## TO BE DONE
The records below must be written out exactly, with every picture left behind.

## EXTRACTED RECORDS
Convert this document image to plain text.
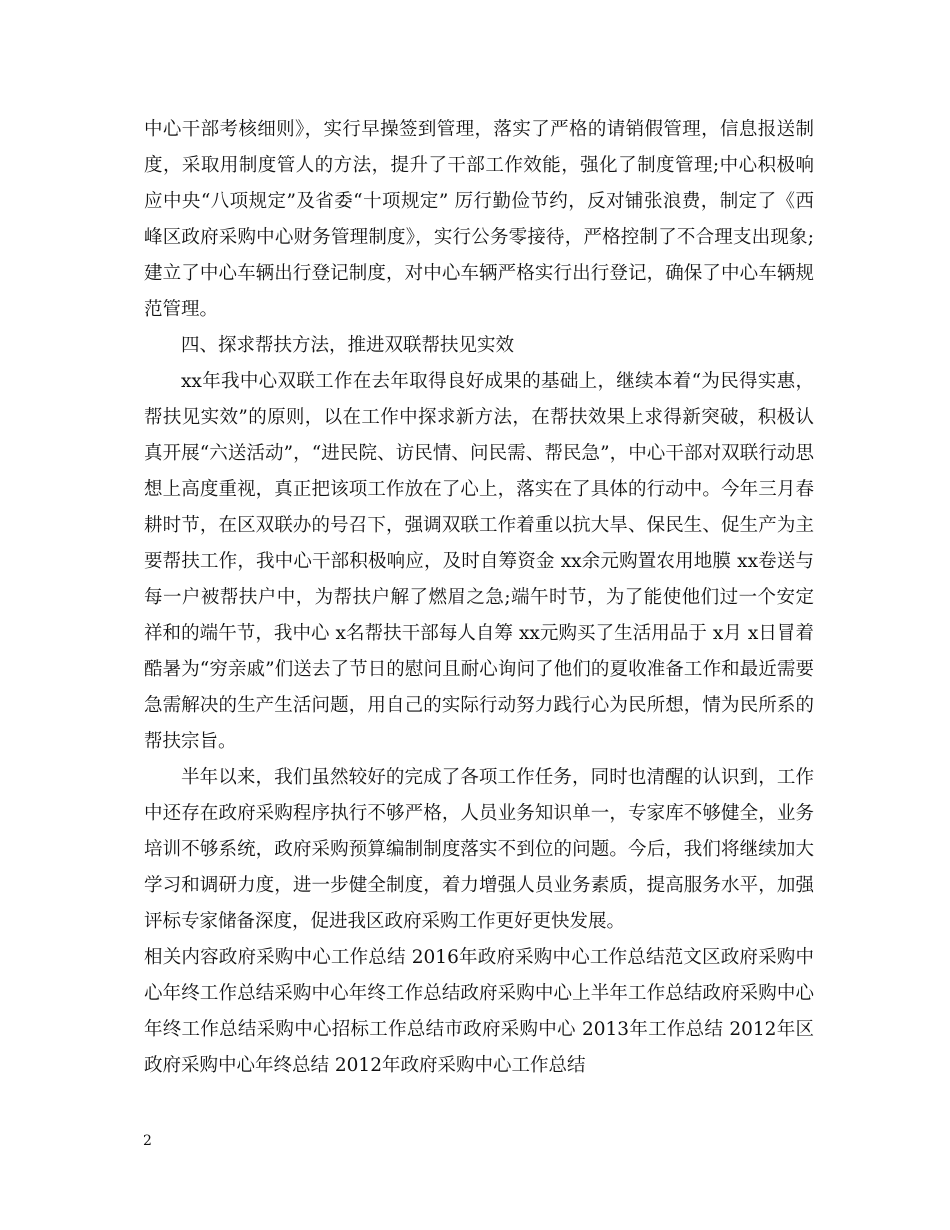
中心干部考核细则》，实行早操签到管理，落实了严格的请销假管理，信息报送制度，采取用制度管人的方法，提升了干部工作效能，强化了制度管理;中心积极响应中央“八项规定”及省委“十项规定” 厉行勤俭节约，反对铺张浪费，制定了《西峰区政府采购中心财务管理制度》，实行公务零接待，严格控制了不合理支出现象;建立了中心车辆出行登记制度，对中心车辆严格实行出行登记，确保了中心车辆规范管理。

四、探求帮扶方法，推进双联帮扶见实效

xx年我中心双联工作在去年取得良好成果的基础上，继续本着“为民得实惠，帮扶见实效”的原则，以在工作中探求新方法，在帮扶效果上求得新突破，积极认真开展“六送活动”，“进民院、访民情、问民需、帮民急”，中心干部对双联行动思想上高度重视，真正把该项工作放在了心上，落实在了具体的行动中。今年三月春耕时节，在区双联办的号召下，强调双联工作着重以抗大旱、保民生、促生产为主要帮扶工作，我中心干部积极响应，及时自筹资金 xx余元购置农用地膜 xx卷送与每一户被帮扶户中，为帮扶户解了燃眉之急;端午时节，为了能使他们过一个安定祥和的端午节，我中心 x名帮扶干部每人自筹 xx元购买了生活用品于 x月 x日冒着酷暑为“穷亲戚”们送去了节日的慰问且耐心询问了他们的夏收准备工作和最近需要急需解决的生产生活问题，用自己的实际行动努力践行心为民所想，情为民所系的帮扶宗旨。

半年以来，我们虽然较好的完成了各项工作任务，同时也清醒的认识到，工作中还存在政府采购程序执行不够严格，人员业务知识单一，专家库不够健全，业务培训不够系统，政府采购预算编制制度落实不到位的问题。今后，我们将继续加大学习和调研力度，进一步健全制度，着力增强人员业务素质，提高服务水平，加强评标专家储备深度，促进我区政府采购工作更好更快发展。

相关内容政府采购中心工作总结 2016年政府采购中心工作总结范文区政府采购中心年终工作总结采购中心年终工作总结政府采购中心上半年工作总结政府采购中心年终工作总结采购中心招标工作总结市政府采购中心 2013年工作总结 2012年区政府采购中心年终总结 2012年政府采购中心工作总结

2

## TASK RESULT
Convert this document image to plain text.
中心干部考核细则》，实行早操签到管理，落实了严格的请销假管理，信息报送制度，采取用制度管人的方法，提升了干部工作效能，强化了制度管理;中心积极响应中央“八项规定”及省委“十项规定” 厉行勤俭节约，反对铺张浪费，制定了《西峰区政府采购中心财务管理制度》，实行公务零接待，严格控制了不合理支出现象;建立了中心车辆出行登记制度，对中心车辆严格实行出行登记，确保了中心车辆规范管理。

四、探求帮扶方法，推进双联帮扶见实效

xx年我中心双联工作在去年取得良好成果的基础上，继续本着“为民得实惠，帮扶见实效”的原则，以在工作中探求新方法，在帮扶效果上求得新突破，积极认真开展“六送活动”，“进民院、访民情、问民需、帮民急”，中心干部对双联行动思想上高度重视，真正把该项工作放在了心上，落实在了具体的行动中。今年三月春耕时节，在区双联办的号召下，强调双联工作着重以抗大旱、保民生、促生产为主要帮扶工作，我中心干部积极响应，及时自筹资金 xx余元购置农用地膜 xx卷送与每一户被帮扶户中，为帮扶户解了燃眉之急;端午时节，为了能使他们过一个安定祥和的端午节，我中心 x名帮扶干部每人自筹 xx元购买了生活用品于 x月 x日冒着酷暑为“穷亲戚”们送去了节日的慰问且耐心询问了他们的夏收准备工作和最近需要急需解决的生产生活问题，用自己的实际行动努力践行心为民所想，情为民所系的帮扶宗旨。

半年以来，我们虽然较好的完成了各项工作任务，同时也清醒的认识到，工作中还存在政府采购程序执行不够严格，人员业务知识单一，专家库不够健全，业务培训不够系统，政府采购预算编制制度落实不到位的问题。今后，我们将继续加大学习和调研力度，进一步健全制度，着力增强人员业务素质，提高服务水平，加强评标专家储备深度，促进我区政府采购工作更好更快发展。

相关内容政府采购中心工作总结 2016年政府采购中心工作总结范文区政府采购中心年终工作总结采购中心年终工作总结政府采购中心上半年工作总结政府采购中心年终工作总结采购中心招标工作总结市政府采购中心 2013年工作总结 2012年区政府采购中心年终总结 2012年政府采购中心工作总结

2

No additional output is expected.